* [EXERCISE INPUT]:
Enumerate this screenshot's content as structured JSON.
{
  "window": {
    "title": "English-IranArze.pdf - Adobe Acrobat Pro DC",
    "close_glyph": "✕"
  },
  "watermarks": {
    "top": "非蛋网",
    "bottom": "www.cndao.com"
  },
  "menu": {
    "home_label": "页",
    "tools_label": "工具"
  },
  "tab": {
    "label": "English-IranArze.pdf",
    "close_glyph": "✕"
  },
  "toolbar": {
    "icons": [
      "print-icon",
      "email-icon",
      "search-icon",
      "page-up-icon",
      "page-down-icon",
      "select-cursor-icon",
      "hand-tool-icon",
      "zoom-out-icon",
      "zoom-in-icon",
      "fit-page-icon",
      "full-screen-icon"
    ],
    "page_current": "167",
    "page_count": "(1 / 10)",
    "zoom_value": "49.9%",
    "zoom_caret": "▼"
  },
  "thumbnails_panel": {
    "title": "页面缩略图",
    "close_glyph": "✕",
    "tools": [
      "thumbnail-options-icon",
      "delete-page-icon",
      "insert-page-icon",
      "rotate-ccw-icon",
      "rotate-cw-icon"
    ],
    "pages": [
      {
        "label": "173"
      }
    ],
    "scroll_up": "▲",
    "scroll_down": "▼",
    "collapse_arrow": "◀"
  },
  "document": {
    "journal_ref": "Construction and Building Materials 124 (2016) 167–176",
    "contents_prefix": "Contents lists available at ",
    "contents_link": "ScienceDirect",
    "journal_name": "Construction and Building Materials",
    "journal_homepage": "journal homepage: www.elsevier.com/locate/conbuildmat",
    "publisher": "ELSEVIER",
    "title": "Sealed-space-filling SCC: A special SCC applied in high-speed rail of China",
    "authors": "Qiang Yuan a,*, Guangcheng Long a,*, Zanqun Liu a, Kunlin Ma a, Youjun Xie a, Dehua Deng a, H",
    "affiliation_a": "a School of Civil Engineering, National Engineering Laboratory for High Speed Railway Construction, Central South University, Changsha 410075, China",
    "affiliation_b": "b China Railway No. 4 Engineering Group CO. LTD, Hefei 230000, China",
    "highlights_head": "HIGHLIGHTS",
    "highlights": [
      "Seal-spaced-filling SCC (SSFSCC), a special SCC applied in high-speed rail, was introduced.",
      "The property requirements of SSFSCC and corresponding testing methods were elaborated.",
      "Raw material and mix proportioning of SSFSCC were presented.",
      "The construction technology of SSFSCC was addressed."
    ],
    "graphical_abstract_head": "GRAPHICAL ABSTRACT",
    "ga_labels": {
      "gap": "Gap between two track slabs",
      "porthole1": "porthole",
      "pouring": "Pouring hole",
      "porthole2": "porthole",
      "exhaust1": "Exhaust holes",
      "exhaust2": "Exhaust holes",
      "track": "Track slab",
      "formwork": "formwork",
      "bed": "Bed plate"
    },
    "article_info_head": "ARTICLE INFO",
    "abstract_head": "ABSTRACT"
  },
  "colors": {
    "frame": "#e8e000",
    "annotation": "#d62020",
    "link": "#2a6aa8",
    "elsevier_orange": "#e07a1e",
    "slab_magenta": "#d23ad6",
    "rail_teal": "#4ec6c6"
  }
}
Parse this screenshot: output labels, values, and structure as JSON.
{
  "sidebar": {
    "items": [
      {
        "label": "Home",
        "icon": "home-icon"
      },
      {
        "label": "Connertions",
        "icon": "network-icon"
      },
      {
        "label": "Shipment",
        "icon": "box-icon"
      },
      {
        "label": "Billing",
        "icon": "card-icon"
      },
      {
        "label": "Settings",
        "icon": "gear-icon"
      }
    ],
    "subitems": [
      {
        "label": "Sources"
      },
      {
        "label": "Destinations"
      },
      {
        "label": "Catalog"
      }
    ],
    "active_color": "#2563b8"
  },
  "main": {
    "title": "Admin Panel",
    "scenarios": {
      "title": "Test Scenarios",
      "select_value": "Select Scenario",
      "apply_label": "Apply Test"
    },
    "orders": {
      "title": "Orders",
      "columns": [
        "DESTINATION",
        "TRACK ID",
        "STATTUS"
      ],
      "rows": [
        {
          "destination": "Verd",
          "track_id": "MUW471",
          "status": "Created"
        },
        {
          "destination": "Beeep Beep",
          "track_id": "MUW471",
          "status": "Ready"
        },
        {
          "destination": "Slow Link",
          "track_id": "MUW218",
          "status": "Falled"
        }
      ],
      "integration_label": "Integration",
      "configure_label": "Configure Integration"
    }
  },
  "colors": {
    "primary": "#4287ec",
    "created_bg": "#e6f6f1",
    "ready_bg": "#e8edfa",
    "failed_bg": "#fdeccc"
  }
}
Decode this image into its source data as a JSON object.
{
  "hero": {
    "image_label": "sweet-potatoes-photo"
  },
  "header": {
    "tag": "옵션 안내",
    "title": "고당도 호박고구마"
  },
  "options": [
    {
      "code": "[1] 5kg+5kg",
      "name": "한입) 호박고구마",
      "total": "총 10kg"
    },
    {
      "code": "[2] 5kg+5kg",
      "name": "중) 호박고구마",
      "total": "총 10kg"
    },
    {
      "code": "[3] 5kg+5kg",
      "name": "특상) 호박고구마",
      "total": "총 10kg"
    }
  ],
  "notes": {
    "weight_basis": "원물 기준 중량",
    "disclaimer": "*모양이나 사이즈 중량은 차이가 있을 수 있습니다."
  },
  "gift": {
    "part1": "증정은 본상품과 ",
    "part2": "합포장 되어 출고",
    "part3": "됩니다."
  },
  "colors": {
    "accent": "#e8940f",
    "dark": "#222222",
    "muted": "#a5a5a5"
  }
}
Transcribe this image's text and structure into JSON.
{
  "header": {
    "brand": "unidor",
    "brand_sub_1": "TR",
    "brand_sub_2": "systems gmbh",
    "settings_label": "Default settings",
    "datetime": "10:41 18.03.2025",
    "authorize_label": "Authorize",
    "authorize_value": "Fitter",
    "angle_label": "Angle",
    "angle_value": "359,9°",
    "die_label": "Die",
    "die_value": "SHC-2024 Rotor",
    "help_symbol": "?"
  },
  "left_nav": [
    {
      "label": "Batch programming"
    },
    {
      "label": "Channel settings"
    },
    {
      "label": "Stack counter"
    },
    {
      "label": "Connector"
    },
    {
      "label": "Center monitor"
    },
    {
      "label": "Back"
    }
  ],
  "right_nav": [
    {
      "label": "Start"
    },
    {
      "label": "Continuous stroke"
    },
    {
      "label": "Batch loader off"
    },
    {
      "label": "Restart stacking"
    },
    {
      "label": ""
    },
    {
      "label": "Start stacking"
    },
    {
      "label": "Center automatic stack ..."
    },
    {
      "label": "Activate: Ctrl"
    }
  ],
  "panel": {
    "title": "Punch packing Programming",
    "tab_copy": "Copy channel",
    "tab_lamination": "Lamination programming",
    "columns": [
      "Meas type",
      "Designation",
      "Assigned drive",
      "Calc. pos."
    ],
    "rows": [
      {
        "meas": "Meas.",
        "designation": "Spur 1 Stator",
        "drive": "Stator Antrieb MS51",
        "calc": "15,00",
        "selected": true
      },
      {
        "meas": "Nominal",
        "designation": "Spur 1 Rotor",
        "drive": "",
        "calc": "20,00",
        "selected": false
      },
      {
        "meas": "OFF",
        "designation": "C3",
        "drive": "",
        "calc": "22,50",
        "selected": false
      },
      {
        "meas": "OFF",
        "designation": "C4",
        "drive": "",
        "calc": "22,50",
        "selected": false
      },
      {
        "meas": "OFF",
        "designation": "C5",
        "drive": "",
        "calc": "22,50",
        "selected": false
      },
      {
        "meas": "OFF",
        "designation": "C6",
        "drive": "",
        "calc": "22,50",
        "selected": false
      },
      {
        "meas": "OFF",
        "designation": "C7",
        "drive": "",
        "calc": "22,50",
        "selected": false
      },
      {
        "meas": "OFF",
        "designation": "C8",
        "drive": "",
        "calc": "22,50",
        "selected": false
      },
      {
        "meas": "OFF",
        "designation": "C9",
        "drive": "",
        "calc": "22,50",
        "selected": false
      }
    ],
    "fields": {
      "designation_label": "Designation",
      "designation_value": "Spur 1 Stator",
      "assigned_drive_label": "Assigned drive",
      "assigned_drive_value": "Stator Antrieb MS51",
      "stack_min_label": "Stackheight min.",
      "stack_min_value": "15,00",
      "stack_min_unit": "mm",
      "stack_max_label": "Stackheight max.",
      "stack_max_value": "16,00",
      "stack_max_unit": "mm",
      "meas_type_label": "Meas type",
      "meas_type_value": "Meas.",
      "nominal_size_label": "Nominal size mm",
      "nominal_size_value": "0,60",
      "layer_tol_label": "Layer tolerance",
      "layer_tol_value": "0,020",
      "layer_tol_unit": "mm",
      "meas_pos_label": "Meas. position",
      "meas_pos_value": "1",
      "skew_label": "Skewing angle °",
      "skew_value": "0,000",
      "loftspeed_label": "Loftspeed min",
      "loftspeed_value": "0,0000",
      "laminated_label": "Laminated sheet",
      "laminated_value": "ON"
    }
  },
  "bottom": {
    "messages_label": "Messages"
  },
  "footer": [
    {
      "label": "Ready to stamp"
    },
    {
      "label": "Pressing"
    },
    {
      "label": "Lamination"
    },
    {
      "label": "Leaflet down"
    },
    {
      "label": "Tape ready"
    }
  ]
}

* [STATED EXERCISE]:
Report only how many lines in the records contain the word "into".

* [RESPONSE TO THIS TASK]:
2